» **YOUR INSTRUCTIONS**
Print exactly the lines from the one containing "OCR this image." through the last line of the listing, both included.

» **DATASET CONTENT**
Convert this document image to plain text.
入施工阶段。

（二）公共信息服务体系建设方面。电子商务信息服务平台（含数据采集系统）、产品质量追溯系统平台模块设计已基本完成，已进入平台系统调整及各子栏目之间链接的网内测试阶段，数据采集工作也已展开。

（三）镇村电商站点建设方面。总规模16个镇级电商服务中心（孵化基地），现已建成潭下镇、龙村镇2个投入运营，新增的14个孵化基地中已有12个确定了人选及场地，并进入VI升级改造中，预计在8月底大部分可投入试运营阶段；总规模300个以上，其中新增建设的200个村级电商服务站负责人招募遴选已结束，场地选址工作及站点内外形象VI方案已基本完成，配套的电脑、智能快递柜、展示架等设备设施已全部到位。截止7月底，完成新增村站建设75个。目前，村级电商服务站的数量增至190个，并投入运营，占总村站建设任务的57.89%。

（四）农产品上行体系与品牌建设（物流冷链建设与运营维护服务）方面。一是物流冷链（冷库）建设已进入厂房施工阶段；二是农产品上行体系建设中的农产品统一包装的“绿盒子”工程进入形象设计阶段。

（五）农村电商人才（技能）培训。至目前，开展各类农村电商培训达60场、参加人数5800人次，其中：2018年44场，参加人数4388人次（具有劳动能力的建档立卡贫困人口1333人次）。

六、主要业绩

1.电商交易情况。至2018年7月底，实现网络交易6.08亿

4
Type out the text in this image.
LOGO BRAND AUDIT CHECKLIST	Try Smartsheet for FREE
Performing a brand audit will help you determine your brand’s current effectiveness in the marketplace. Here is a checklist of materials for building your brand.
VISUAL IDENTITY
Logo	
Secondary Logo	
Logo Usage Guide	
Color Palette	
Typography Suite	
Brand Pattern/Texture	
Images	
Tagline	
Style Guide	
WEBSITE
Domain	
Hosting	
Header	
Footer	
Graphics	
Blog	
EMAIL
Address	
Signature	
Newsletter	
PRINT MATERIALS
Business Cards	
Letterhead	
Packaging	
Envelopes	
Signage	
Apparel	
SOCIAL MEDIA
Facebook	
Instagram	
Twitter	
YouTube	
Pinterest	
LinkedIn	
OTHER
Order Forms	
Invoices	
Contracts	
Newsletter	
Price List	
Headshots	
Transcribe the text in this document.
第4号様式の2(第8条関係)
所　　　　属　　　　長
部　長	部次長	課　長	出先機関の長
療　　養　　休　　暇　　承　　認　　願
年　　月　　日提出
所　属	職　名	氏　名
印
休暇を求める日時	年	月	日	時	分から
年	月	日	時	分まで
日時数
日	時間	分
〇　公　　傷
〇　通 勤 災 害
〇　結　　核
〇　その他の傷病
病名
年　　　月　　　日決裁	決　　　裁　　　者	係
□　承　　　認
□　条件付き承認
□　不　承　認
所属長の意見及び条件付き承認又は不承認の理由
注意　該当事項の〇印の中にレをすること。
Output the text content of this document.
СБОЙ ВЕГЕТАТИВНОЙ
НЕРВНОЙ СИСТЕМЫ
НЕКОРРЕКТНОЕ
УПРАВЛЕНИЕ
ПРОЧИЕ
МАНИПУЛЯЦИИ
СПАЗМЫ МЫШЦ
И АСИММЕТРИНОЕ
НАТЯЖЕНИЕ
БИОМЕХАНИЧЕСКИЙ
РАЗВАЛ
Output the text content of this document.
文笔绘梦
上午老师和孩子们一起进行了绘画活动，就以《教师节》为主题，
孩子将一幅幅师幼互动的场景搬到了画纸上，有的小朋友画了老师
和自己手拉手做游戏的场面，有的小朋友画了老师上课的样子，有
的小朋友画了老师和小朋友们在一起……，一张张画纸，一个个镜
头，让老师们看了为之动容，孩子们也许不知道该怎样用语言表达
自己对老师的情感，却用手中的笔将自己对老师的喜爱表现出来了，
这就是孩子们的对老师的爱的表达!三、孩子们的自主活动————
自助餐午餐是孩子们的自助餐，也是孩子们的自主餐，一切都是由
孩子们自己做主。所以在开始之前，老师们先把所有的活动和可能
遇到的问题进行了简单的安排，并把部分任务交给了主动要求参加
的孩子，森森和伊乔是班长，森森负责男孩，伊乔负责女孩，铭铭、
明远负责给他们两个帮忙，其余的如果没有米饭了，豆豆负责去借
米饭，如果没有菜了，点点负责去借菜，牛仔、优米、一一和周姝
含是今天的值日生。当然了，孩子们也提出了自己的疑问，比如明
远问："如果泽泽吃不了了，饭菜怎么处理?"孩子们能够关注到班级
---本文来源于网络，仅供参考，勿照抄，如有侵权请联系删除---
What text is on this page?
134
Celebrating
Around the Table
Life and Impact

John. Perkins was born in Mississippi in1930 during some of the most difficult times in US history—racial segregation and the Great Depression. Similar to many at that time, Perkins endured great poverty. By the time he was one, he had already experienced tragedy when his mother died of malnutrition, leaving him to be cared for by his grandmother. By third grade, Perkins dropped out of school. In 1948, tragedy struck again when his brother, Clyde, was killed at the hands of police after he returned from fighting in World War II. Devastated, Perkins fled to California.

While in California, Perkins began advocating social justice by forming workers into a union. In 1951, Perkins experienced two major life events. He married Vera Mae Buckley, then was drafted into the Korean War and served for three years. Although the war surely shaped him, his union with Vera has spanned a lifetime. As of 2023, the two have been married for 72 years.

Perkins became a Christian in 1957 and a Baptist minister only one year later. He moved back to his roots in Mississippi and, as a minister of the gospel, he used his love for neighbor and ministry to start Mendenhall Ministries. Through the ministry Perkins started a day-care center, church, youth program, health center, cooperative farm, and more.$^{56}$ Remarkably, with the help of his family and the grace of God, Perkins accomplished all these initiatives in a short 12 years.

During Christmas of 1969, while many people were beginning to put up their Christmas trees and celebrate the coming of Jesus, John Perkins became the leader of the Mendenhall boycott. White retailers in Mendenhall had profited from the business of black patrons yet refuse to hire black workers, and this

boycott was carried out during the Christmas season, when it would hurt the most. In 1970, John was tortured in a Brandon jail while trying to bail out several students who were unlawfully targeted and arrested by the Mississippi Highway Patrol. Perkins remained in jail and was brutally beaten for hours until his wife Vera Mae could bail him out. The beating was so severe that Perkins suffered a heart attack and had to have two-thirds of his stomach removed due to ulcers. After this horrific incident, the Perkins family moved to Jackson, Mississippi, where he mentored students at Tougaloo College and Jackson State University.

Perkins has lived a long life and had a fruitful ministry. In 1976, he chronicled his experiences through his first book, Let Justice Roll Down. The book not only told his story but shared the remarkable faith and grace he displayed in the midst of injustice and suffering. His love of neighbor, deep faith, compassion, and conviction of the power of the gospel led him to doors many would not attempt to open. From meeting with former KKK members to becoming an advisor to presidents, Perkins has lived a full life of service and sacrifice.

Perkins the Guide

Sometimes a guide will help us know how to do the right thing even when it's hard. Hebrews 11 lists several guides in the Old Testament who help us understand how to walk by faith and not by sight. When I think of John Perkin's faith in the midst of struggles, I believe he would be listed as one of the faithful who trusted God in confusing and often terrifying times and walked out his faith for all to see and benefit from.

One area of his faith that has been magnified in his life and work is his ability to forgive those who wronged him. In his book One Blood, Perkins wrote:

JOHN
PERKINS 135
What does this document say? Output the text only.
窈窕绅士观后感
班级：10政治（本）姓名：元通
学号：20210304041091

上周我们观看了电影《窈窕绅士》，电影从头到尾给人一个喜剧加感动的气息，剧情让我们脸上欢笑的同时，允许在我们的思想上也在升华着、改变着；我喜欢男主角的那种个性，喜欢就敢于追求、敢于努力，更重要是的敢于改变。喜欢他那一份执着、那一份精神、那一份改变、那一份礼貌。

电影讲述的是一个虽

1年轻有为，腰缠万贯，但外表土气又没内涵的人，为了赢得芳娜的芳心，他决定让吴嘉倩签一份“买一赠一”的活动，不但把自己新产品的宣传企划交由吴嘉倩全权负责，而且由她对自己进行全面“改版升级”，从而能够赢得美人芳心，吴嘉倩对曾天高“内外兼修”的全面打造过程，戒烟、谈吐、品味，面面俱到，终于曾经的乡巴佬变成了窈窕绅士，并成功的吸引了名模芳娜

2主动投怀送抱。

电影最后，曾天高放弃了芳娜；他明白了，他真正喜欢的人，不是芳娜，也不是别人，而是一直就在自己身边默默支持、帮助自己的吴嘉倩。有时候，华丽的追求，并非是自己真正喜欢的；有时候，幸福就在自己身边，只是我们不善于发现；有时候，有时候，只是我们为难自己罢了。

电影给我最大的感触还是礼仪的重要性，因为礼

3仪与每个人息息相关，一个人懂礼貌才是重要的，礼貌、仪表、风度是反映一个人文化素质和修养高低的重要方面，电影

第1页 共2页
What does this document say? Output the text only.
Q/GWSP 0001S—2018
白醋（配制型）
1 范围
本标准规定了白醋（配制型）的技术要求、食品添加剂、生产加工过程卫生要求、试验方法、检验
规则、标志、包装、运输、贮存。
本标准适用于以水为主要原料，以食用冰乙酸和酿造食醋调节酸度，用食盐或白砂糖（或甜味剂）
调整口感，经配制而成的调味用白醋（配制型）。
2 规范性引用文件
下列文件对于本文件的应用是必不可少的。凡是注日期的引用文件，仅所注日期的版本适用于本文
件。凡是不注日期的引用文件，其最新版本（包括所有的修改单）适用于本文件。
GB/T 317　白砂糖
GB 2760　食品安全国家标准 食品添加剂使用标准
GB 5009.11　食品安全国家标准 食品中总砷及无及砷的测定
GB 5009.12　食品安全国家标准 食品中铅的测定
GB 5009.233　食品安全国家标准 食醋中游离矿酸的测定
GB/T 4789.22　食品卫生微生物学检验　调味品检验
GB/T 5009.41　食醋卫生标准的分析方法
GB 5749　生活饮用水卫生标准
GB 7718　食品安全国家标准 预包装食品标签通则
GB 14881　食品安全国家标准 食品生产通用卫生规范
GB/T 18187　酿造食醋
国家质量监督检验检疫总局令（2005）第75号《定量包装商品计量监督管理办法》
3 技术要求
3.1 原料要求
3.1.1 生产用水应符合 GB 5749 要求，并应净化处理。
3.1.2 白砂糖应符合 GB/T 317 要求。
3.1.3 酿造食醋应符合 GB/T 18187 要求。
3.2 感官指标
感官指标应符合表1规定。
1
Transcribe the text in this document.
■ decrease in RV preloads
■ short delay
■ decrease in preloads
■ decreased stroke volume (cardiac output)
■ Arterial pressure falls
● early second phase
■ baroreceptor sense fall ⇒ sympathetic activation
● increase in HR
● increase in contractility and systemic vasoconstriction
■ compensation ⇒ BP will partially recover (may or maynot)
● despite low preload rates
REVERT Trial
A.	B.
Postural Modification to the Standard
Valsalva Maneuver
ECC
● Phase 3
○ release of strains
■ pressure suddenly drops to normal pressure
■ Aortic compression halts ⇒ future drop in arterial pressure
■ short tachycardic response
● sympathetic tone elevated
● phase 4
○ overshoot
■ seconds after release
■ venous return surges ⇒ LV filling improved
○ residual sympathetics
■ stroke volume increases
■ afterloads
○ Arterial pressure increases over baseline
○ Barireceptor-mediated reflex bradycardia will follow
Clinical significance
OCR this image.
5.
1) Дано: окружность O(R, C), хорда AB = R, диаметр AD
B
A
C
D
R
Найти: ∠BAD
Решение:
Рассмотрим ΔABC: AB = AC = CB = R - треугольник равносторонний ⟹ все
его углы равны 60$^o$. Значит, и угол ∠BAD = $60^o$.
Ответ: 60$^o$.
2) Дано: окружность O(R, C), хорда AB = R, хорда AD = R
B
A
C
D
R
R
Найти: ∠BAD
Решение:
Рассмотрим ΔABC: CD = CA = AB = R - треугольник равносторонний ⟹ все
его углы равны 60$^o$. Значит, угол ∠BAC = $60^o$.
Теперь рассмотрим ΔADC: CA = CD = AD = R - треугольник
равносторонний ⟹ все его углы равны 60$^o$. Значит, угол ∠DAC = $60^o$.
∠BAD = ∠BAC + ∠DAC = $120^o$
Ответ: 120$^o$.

» **RESULT OF THIS EXERCISE**
OCR this image.
5.
1) Дано: окружность O(R, C), хорда AB = R, диаметр AD
B
A
C
D
R
Найти: ∠BAD
Решение:
Рассмотрим ΔABC: AB = AC = CB = R - треугольник равносторонний ⟹ все
его углы равны 60$^o$. Значит, и угол ∠BAD = $60^o$.
Ответ: 60$^o$.
2) Дано: окружность O(R, C), хорда AB = R, хорда AD = R
B
A
C
D
R
R
Найти: ∠BAD
Решение:
Рассмотрим ΔABC: CD = CA = AB = R - треугольник равносторонний ⟹ все
его углы равны 60$^o$. Значит, угол ∠BAC = $60^o$.
Теперь рассмотрим ΔADC: CA = CD = AD = R - треугольник
равносторонний ⟹ все его углы равны 60$^o$. Значит, угол ∠DAC = $60^o$.
∠BAD = ∠BAC + ∠DAC = $120^o$
Ответ: 120$^o$.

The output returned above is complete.